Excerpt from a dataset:
▽

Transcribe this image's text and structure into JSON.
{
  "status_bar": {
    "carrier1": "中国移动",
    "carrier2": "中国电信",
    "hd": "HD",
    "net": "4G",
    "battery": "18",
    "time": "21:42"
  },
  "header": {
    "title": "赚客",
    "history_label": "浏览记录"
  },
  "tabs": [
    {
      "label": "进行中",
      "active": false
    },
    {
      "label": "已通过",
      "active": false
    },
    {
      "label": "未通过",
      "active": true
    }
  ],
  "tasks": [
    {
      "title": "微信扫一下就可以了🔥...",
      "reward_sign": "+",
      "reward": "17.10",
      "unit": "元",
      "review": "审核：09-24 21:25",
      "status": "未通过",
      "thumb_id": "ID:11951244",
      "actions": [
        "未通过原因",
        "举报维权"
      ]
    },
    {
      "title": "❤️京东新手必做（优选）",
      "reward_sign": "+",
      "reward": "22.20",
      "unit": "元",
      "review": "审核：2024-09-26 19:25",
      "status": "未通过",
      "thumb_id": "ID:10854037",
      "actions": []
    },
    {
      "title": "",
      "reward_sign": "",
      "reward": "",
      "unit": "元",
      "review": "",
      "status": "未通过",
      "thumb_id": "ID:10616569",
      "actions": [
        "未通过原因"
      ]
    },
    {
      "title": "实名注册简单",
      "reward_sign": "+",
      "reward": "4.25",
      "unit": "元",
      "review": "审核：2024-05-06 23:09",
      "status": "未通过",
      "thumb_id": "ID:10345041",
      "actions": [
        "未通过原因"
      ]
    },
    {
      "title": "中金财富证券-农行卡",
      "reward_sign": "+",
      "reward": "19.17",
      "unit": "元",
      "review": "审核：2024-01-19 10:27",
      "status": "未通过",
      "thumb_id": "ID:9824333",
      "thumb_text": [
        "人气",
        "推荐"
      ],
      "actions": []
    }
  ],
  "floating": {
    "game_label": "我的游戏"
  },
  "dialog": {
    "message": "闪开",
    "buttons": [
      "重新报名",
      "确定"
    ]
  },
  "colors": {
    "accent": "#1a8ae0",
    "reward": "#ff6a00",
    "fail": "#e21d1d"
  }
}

△

- [WHAT YOU WILL DO] Each record above must be given again exactly.

- [TASK RESULT]
Transcribe this image's text and structure into JSON.
{
  "status_bar": {
    "carrier1": "中国移动",
    "carrier2": "中国电信",
    "hd": "HD",
    "net": "4G",
    "battery": "18",
    "time": "21:42"
  },
  "header": {
    "title": "赚客",
    "history_label": "浏览记录"
  },
  "tabs": [
    {
      "label": "进行中",
      "active": false
    },
    {
      "label": "已通过",
      "active": false
    },
    {
      "label": "未通过",
      "active": true
    }
  ],
  "tasks": [
    {
      "title": "微信扫一下就可以了🔥...",
      "reward_sign": "+",
      "reward": "17.10",
      "unit": "元",
      "review": "审核：09-24 21:25",
      "status": "未通过",
      "thumb_id": "ID:11951244",
      "actions": [
        "未通过原因",
        "举报维权"
      ]
    },
    {
      "title": "❤️京东新手必做（优选）",
      "reward_sign": "+",
      "reward": "22.20",
      "unit": "元",
      "review": "审核：2024-09-26 19:25",
      "status": "未通过",
      "thumb_id": "ID:10854037",
      "actions": []
    },
    {
      "title": "",
      "reward_sign": "",
      "reward": "",
      "unit": "元",
      "review": "",
      "status": "未通过",
      "thumb_id": "ID:10616569",
      "actions": [
        "未通过原因"
      ]
    },
    {
      "title": "实名注册简单",
      "reward_sign": "+",
      "reward": "4.25",
      "unit": "元",
      "review": "审核：2024-05-06 23:09",
      "status": "未通过",
      "thumb_id": "ID:10345041",
      "actions": [
        "未通过原因"
      ]
    },
    {
      "title": "中金财富证券-农行卡",
      "reward_sign": "+",
      "reward": "19.17",
      "unit": "元",
      "review": "审核：2024-01-19 10:27",
      "status": "未通过",
      "thumb_id": "ID:9824333",
      "thumb_text": [
        "人气",
        "推荐"
      ],
      "actions": []
    }
  ],
  "floating": {
    "game_label": "我的游戏"
  },
  "dialog": {
    "message": "闪开",
    "buttons": [
      "重新报名",
      "确定"
    ]
  },
  "colors": {
    "accent": "#1a8ae0",
    "reward": "#ff6a00",
    "fail": "#e21d1d"
  }
}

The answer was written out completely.